**EXERCISE BRIEF:** All entries must be repeated exactly; do not include the pictures.

****

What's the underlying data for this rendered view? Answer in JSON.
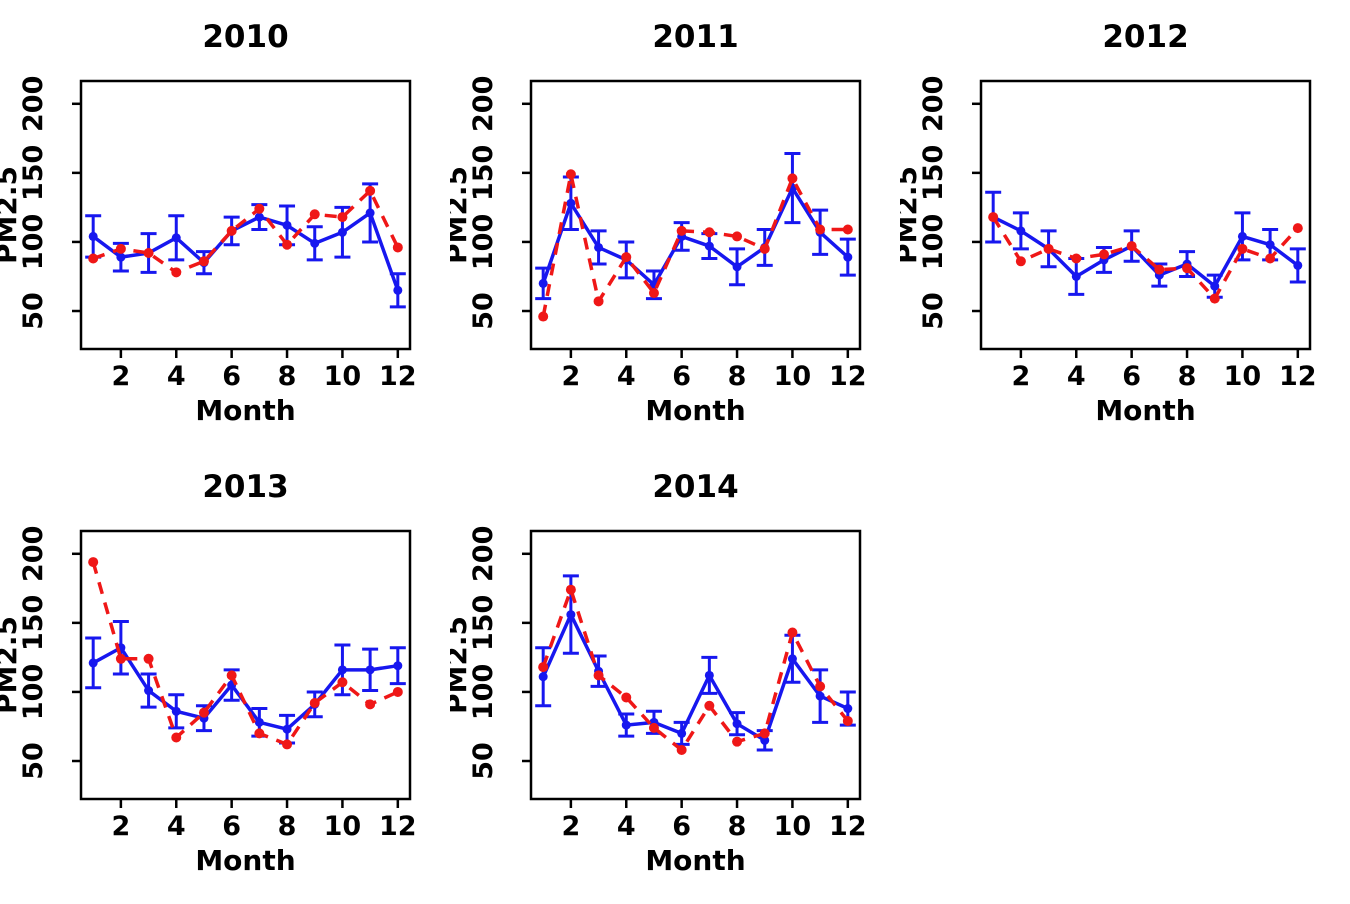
{
  "figure": {
    "background": "#ffffff",
    "layout": "3x2 small multiples, last cell empty"
  },
  "colors": {
    "series_blue": "#1717ef",
    "series_red": "#ef1717",
    "axis": "#000000"
  },
  "chart_data": [
    {
      "type": "line",
      "title": "2010",
      "xlabel": "Month",
      "ylabel": "PM2.5",
      "x": [
        1,
        2,
        3,
        4,
        5,
        6,
        7,
        8,
        9,
        10,
        11,
        12
      ],
      "xticks": [
        2,
        4,
        6,
        8,
        10,
        12
      ],
      "yticks": [
        50,
        100,
        150,
        200
      ],
      "xlim": [
        0.56,
        12.44
      ],
      "ylim": [
        22.5,
        216.5
      ],
      "grid": false,
      "legend": null,
      "series": [
        {
          "name": "blue-solid-errorbar-series",
          "style": "solid",
          "color_key": "series_blue",
          "values": [
            104,
            89,
            92,
            103,
            85,
            108,
            118,
            112,
            99,
            107,
            121,
            65
          ],
          "error": [
            15,
            10,
            14,
            16,
            8,
            10,
            9,
            14,
            12,
            18,
            21,
            12
          ]
        },
        {
          "name": "red-dashed-series",
          "style": "dashed",
          "color_key": "series_red",
          "values": [
            88,
            95,
            92,
            78,
            86,
            108,
            124,
            98,
            120,
            118,
            137,
            96
          ]
        }
      ]
    },
    {
      "type": "line",
      "title": "2011",
      "xlabel": "Month",
      "ylabel": "PM2.5",
      "x": [
        1,
        2,
        3,
        4,
        5,
        6,
        7,
        8,
        9,
        10,
        11,
        12
      ],
      "xticks": [
        2,
        4,
        6,
        8,
        10,
        12
      ],
      "yticks": [
        50,
        100,
        150,
        200
      ],
      "xlim": [
        0.56,
        12.44
      ],
      "ylim": [
        22.5,
        216.5
      ],
      "grid": false,
      "legend": null,
      "series": [
        {
          "name": "blue-solid-errorbar-series",
          "style": "solid",
          "color_key": "series_blue",
          "values": [
            70,
            128,
            96,
            87,
            69,
            104,
            97,
            82,
            96,
            139,
            107,
            89
          ],
          "error": [
            11,
            19,
            12,
            13,
            10,
            10,
            9,
            13,
            13,
            25,
            16,
            13
          ]
        },
        {
          "name": "red-dashed-series",
          "style": "dashed",
          "color_key": "series_red",
          "values": [
            46,
            149,
            57,
            89,
            63,
            108,
            107,
            104,
            95,
            146,
            109,
            109
          ]
        }
      ]
    },
    {
      "type": "line",
      "title": "2012",
      "xlabel": "Month",
      "ylabel": "PM2.5",
      "x": [
        1,
        2,
        3,
        4,
        5,
        6,
        7,
        8,
        9,
        10,
        11,
        12
      ],
      "xticks": [
        2,
        4,
        6,
        8,
        10,
        12
      ],
      "yticks": [
        50,
        100,
        150,
        200
      ],
      "xlim": [
        0.56,
        12.44
      ],
      "ylim": [
        22.5,
        216.5
      ],
      "grid": false,
      "legend": null,
      "series": [
        {
          "name": "blue-solid-errorbar-series",
          "style": "solid",
          "color_key": "series_blue",
          "values": [
            118,
            108,
            95,
            75,
            87,
            97,
            76,
            84,
            68,
            104,
            98,
            83
          ],
          "error": [
            18,
            13,
            13,
            13,
            9,
            11,
            8,
            9,
            8,
            17,
            11,
            12
          ]
        },
        {
          "name": "red-dashed-series",
          "style": "dashed",
          "color_key": "series_red",
          "values": [
            118,
            86,
            95,
            88,
            91,
            97,
            80,
            81,
            59,
            95,
            88,
            110
          ]
        }
      ]
    },
    {
      "type": "line",
      "title": "2013",
      "xlabel": "Month",
      "ylabel": "PM2.5",
      "x": [
        1,
        2,
        3,
        4,
        5,
        6,
        7,
        8,
        9,
        10,
        11,
        12
      ],
      "xticks": [
        2,
        4,
        6,
        8,
        10,
        12
      ],
      "yticks": [
        50,
        100,
        150,
        200
      ],
      "xlim": [
        0.56,
        12.44
      ],
      "ylim": [
        22.5,
        216.5
      ],
      "grid": false,
      "legend": null,
      "series": [
        {
          "name": "blue-solid-errorbar-series",
          "style": "solid",
          "color_key": "series_blue",
          "values": [
            121,
            132,
            101,
            86,
            81,
            105,
            78,
            73,
            91,
            116,
            116,
            119
          ],
          "error": [
            18,
            19,
            12,
            12,
            9,
            11,
            10,
            10,
            9,
            18,
            15,
            13
          ]
        },
        {
          "name": "red-dashed-series",
          "style": "dashed",
          "color_key": "series_red",
          "values": [
            194,
            124,
            124,
            67,
            85,
            112,
            70,
            62,
            92,
            107,
            91,
            100
          ]
        }
      ]
    },
    {
      "type": "line",
      "title": "2014",
      "xlabel": "Month",
      "ylabel": "PM2.5",
      "x": [
        1,
        2,
        3,
        4,
        5,
        6,
        7,
        8,
        9,
        10,
        11,
        12
      ],
      "xticks": [
        2,
        4,
        6,
        8,
        10,
        12
      ],
      "yticks": [
        50,
        100,
        150,
        200
      ],
      "xlim": [
        0.56,
        12.44
      ],
      "ylim": [
        22.5,
        216.5
      ],
      "grid": false,
      "legend": null,
      "series": [
        {
          "name": "blue-solid-errorbar-series",
          "style": "solid",
          "color_key": "series_blue",
          "values": [
            111,
            156,
            115,
            76,
            78,
            70,
            112,
            77,
            65,
            124,
            97,
            88
          ],
          "error": [
            21,
            28,
            11,
            8,
            8,
            8,
            13,
            8,
            7,
            17,
            19,
            12
          ]
        },
        {
          "name": "red-dashed-series",
          "style": "dashed",
          "color_key": "series_red",
          "values": [
            118,
            174,
            112,
            96,
            74,
            58,
            90,
            64,
            70,
            143,
            104,
            79
          ]
        }
      ]
    }
  ]
}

****

**RESULT OF THIS TASK:**
What's the underlying data for this rendered view? Answer in JSON.
{
  "figure": {
    "background": "#ffffff",
    "layout": "3x2 small multiples, last cell empty"
  },
  "colors": {
    "series_blue": "#1717ef",
    "series_red": "#ef1717",
    "axis": "#000000"
  },
  "chart_data": [
    {
      "type": "line",
      "title": "2010",
      "xlabel": "Month",
      "ylabel": "PM2.5",
      "x": [
        1,
        2,
        3,
        4,
        5,
        6,
        7,
        8,
        9,
        10,
        11,
        12
      ],
      "xticks": [
        2,
        4,
        6,
        8,
        10,
        12
      ],
      "yticks": [
        50,
        100,
        150,
        200
      ],
      "xlim": [
        0.56,
        12.44
      ],
      "ylim": [
        22.5,
        216.5
      ],
      "grid": false,
      "legend": null,
      "series": [
        {
          "name": "blue-solid-errorbar-series",
          "style": "solid",
          "color_key": "series_blue",
          "values": [
            104,
            89,
            92,
            103,
            85,
            108,
            118,
            112,
            99,
            107,
            121,
            65
          ],
          "error": [
            15,
            10,
            14,
            16,
            8,
            10,
            9,
            14,
            12,
            18,
            21,
            12
          ]
        },
        {
          "name": "red-dashed-series",
          "style": "dashed",
          "color_key": "series_red",
          "values": [
            88,
            95,
            92,
            78,
            86,
            108,
            124,
            98,
            120,
            118,
            137,
            96
          ]
        }
      ]
    },
    {
      "type": "line",
      "title": "2011",
      "xlabel": "Month",
      "ylabel": "PM2.5",
      "x": [
        1,
        2,
        3,
        4,
        5,
        6,
        7,
        8,
        9,
        10,
        11,
        12
      ],
      "xticks": [
        2,
        4,
        6,
        8,
        10,
        12
      ],
      "yticks": [
        50,
        100,
        150,
        200
      ],
      "xlim": [
        0.56,
        12.44
      ],
      "ylim": [
        22.5,
        216.5
      ],
      "grid": false,
      "legend": null,
      "series": [
        {
          "name": "blue-solid-errorbar-series",
          "style": "solid",
          "color_key": "series_blue",
          "values": [
            70,
            128,
            96,
            87,
            69,
            104,
            97,
            82,
            96,
            139,
            107,
            89
          ],
          "error": [
            11,
            19,
            12,
            13,
            10,
            10,
            9,
            13,
            13,
            25,
            16,
            13
          ]
        },
        {
          "name": "red-dashed-series",
          "style": "dashed",
          "color_key": "series_red",
          "values": [
            46,
            149,
            57,
            89,
            63,
            108,
            107,
            104,
            95,
            146,
            109,
            109
          ]
        }
      ]
    },
    {
      "type": "line",
      "title": "2012",
      "xlabel": "Month",
      "ylabel": "PM2.5",
      "x": [
        1,
        2,
        3,
        4,
        5,
        6,
        7,
        8,
        9,
        10,
        11,
        12
      ],
      "xticks": [
        2,
        4,
        6,
        8,
        10,
        12
      ],
      "yticks": [
        50,
        100,
        150,
        200
      ],
      "xlim": [
        0.56,
        12.44
      ],
      "ylim": [
        22.5,
        216.5
      ],
      "grid": false,
      "legend": null,
      "series": [
        {
          "name": "blue-solid-errorbar-series",
          "style": "solid",
          "color_key": "series_blue",
          "values": [
            118,
            108,
            95,
            75,
            87,
            97,
            76,
            84,
            68,
            104,
            98,
            83
          ],
          "error": [
            18,
            13,
            13,
            13,
            9,
            11,
            8,
            9,
            8,
            17,
            11,
            12
          ]
        },
        {
          "name": "red-dashed-series",
          "style": "dashed",
          "color_key": "series_red",
          "values": [
            118,
            86,
            95,
            88,
            91,
            97,
            80,
            81,
            59,
            95,
            88,
            110
          ]
        }
      ]
    },
    {
      "type": "line",
      "title": "2013",
      "xlabel": "Month",
      "ylabel": "PM2.5",
      "x": [
        1,
        2,
        3,
        4,
        5,
        6,
        7,
        8,
        9,
        10,
        11,
        12
      ],
      "xticks": [
        2,
        4,
        6,
        8,
        10,
        12
      ],
      "yticks": [
        50,
        100,
        150,
        200
      ],
      "xlim": [
        0.56,
        12.44
      ],
      "ylim": [
        22.5,
        216.5
      ],
      "grid": false,
      "legend": null,
      "series": [
        {
          "name": "blue-solid-errorbar-series",
          "style": "solid",
          "color_key": "series_blue",
          "values": [
            121,
            132,
            101,
            86,
            81,
            105,
            78,
            73,
            91,
            116,
            116,
            119
          ],
          "error": [
            18,
            19,
            12,
            12,
            9,
            11,
            10,
            10,
            9,
            18,
            15,
            13
          ]
        },
        {
          "name": "red-dashed-series",
          "style": "dashed",
          "color_key": "series_red",
          "values": [
            194,
            124,
            124,
            67,
            85,
            112,
            70,
            62,
            92,
            107,
            91,
            100
          ]
        }
      ]
    },
    {
      "type": "line",
      "title": "2014",
      "xlabel": "Month",
      "ylabel": "PM2.5",
      "x": [
        1,
        2,
        3,
        4,
        5,
        6,
        7,
        8,
        9,
        10,
        11,
        12
      ],
      "xticks": [
        2,
        4,
        6,
        8,
        10,
        12
      ],
      "yticks": [
        50,
        100,
        150,
        200
      ],
      "xlim": [
        0.56,
        12.44
      ],
      "ylim": [
        22.5,
        216.5
      ],
      "grid": false,
      "legend": null,
      "series": [
        {
          "name": "blue-solid-errorbar-series",
          "style": "solid",
          "color_key": "series_blue",
          "values": [
            111,
            156,
            115,
            76,
            78,
            70,
            112,
            77,
            65,
            124,
            97,
            88
          ],
          "error": [
            21,
            28,
            11,
            8,
            8,
            8,
            13,
            8,
            7,
            17,
            19,
            12
          ]
        },
        {
          "name": "red-dashed-series",
          "style": "dashed",
          "color_key": "series_red",
          "values": [
            118,
            174,
            112,
            96,
            74,
            58,
            90,
            64,
            70,
            143,
            104,
            79
          ]
        }
      ]
    }
  ]
}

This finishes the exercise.